* **SHORT EXERCISE**:
Identify each line containing the word "title" and copy it.

* **RECORDS SUPPLIED**:
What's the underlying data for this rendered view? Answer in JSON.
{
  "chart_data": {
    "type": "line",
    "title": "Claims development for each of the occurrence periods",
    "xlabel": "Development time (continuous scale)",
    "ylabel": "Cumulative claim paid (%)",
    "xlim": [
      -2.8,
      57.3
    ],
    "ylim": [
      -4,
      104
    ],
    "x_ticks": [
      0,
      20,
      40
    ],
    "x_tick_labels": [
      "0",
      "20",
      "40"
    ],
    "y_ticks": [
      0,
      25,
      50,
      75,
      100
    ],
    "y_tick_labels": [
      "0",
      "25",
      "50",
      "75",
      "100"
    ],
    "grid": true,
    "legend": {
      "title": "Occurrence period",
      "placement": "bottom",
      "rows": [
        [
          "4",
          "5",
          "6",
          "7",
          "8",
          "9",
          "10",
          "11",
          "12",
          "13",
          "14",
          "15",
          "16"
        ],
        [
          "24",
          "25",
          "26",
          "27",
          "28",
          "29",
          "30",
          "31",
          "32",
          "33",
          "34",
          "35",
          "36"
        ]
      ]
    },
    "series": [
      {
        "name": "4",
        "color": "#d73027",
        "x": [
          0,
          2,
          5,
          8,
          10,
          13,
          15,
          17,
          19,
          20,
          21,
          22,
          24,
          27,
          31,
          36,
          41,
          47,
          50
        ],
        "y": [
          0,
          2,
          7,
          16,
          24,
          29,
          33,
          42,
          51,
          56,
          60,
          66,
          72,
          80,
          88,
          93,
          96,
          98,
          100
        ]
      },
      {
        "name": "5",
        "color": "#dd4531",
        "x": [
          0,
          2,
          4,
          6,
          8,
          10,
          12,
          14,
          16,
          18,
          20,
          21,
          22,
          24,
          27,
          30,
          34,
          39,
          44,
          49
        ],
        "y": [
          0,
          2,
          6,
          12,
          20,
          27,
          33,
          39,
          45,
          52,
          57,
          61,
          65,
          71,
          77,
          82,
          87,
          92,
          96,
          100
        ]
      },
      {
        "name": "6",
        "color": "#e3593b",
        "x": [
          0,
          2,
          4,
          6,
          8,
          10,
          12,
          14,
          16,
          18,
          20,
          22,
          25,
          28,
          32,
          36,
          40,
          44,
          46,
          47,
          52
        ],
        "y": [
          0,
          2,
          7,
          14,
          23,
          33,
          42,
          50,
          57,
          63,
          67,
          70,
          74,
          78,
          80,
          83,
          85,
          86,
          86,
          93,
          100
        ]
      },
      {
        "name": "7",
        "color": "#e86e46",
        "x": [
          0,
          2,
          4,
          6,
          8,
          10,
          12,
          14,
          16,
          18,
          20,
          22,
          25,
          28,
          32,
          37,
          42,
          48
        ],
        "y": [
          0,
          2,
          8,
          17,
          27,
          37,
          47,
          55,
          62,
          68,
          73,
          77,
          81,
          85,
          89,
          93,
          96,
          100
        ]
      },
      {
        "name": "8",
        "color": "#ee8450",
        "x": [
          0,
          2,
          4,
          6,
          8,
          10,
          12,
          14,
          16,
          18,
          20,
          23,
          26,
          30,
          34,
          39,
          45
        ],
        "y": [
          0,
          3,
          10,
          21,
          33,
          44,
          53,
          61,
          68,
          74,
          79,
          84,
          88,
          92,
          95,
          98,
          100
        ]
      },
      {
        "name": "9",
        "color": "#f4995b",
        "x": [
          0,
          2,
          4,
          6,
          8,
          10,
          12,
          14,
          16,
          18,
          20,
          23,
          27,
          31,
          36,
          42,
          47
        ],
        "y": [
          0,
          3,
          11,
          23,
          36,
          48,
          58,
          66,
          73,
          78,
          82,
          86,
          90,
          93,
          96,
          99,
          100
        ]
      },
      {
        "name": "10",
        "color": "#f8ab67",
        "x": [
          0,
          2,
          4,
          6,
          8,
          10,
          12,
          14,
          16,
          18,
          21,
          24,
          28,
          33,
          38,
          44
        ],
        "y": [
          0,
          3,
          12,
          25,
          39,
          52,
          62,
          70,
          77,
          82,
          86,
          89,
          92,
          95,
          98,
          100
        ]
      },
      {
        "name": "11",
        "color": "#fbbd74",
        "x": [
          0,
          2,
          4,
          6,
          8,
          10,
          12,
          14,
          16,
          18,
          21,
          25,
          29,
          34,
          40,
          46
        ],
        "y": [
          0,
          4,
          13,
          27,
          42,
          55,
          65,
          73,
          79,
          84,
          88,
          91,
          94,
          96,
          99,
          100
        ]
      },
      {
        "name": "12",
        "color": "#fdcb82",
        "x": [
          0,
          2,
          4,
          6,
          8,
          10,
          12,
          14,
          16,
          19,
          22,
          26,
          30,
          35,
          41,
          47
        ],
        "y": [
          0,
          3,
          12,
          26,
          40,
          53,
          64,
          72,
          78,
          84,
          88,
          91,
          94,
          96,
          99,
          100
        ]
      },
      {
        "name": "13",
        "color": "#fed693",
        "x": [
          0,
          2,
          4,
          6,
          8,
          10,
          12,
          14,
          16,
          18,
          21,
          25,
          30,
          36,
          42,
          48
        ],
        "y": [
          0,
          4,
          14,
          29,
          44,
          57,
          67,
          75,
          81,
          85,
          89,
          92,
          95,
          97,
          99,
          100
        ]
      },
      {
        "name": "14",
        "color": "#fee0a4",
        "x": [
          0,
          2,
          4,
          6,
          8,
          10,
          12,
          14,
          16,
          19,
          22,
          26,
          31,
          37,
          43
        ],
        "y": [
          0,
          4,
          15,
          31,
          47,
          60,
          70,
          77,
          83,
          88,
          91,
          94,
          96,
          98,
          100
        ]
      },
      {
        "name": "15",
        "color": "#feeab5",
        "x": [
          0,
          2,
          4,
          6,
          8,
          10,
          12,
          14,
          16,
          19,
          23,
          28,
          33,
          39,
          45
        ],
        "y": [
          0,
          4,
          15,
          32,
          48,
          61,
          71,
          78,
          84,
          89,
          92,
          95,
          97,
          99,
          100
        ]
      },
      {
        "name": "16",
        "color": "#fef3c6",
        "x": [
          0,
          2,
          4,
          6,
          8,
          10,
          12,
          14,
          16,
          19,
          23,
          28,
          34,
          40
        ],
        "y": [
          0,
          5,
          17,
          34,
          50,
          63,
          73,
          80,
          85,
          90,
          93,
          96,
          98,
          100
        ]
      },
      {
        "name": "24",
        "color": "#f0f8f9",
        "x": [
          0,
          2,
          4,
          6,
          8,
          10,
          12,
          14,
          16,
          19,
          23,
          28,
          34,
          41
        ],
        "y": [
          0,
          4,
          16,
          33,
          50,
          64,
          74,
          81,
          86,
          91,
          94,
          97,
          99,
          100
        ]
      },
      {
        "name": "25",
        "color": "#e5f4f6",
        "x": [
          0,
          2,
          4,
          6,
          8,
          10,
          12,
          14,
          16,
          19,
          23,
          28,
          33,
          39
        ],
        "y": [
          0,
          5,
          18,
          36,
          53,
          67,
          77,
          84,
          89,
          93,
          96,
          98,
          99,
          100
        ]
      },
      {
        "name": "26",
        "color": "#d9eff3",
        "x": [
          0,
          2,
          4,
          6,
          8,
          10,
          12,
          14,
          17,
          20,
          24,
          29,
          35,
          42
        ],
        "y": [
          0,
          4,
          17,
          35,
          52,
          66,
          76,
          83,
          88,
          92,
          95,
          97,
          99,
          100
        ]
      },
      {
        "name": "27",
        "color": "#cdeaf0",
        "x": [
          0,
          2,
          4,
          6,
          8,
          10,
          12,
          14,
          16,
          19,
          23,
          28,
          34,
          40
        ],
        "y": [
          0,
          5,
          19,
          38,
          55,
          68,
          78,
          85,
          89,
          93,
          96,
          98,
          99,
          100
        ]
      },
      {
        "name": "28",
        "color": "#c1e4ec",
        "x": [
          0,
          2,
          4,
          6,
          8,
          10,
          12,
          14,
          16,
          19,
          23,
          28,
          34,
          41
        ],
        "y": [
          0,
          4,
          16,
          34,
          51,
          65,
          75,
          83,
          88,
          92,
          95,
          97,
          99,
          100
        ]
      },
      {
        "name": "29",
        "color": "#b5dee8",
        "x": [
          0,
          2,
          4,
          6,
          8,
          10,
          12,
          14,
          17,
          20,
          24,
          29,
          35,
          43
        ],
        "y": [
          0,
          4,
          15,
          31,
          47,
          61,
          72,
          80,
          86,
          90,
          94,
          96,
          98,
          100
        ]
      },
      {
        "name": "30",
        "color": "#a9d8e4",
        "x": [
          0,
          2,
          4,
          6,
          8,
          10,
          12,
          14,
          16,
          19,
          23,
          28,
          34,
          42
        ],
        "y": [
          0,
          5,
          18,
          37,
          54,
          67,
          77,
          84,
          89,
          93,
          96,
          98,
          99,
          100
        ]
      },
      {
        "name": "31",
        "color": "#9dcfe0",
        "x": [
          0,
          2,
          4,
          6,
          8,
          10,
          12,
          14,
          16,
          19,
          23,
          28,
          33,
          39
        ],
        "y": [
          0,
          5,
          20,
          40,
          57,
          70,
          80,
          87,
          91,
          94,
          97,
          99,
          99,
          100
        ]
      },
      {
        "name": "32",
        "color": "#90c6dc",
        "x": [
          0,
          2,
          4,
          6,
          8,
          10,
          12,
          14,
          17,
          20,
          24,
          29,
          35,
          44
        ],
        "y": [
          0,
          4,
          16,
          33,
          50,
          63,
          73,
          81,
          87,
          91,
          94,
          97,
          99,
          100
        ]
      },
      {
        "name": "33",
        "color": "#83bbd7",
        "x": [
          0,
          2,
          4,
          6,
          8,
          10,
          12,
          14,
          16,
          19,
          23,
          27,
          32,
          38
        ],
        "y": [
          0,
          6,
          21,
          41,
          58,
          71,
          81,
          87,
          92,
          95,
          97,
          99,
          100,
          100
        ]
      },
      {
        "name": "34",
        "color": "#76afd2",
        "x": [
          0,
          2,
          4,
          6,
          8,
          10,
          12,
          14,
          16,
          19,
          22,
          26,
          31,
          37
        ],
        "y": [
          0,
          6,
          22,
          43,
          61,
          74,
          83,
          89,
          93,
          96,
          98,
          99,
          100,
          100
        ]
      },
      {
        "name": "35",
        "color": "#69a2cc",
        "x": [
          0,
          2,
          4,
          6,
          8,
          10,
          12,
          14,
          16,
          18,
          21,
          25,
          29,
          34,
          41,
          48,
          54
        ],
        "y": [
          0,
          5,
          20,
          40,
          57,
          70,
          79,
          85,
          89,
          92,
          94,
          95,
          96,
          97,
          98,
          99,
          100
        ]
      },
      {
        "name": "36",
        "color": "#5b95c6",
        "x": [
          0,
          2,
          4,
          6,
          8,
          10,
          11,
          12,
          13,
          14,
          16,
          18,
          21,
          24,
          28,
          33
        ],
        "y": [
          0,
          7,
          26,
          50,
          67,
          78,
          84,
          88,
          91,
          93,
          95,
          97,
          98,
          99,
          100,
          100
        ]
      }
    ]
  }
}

* **ANSWER TO THIS TASK**:
    "title": "Claims development for each of the occurrence periods",
      "title": "Occurrence period",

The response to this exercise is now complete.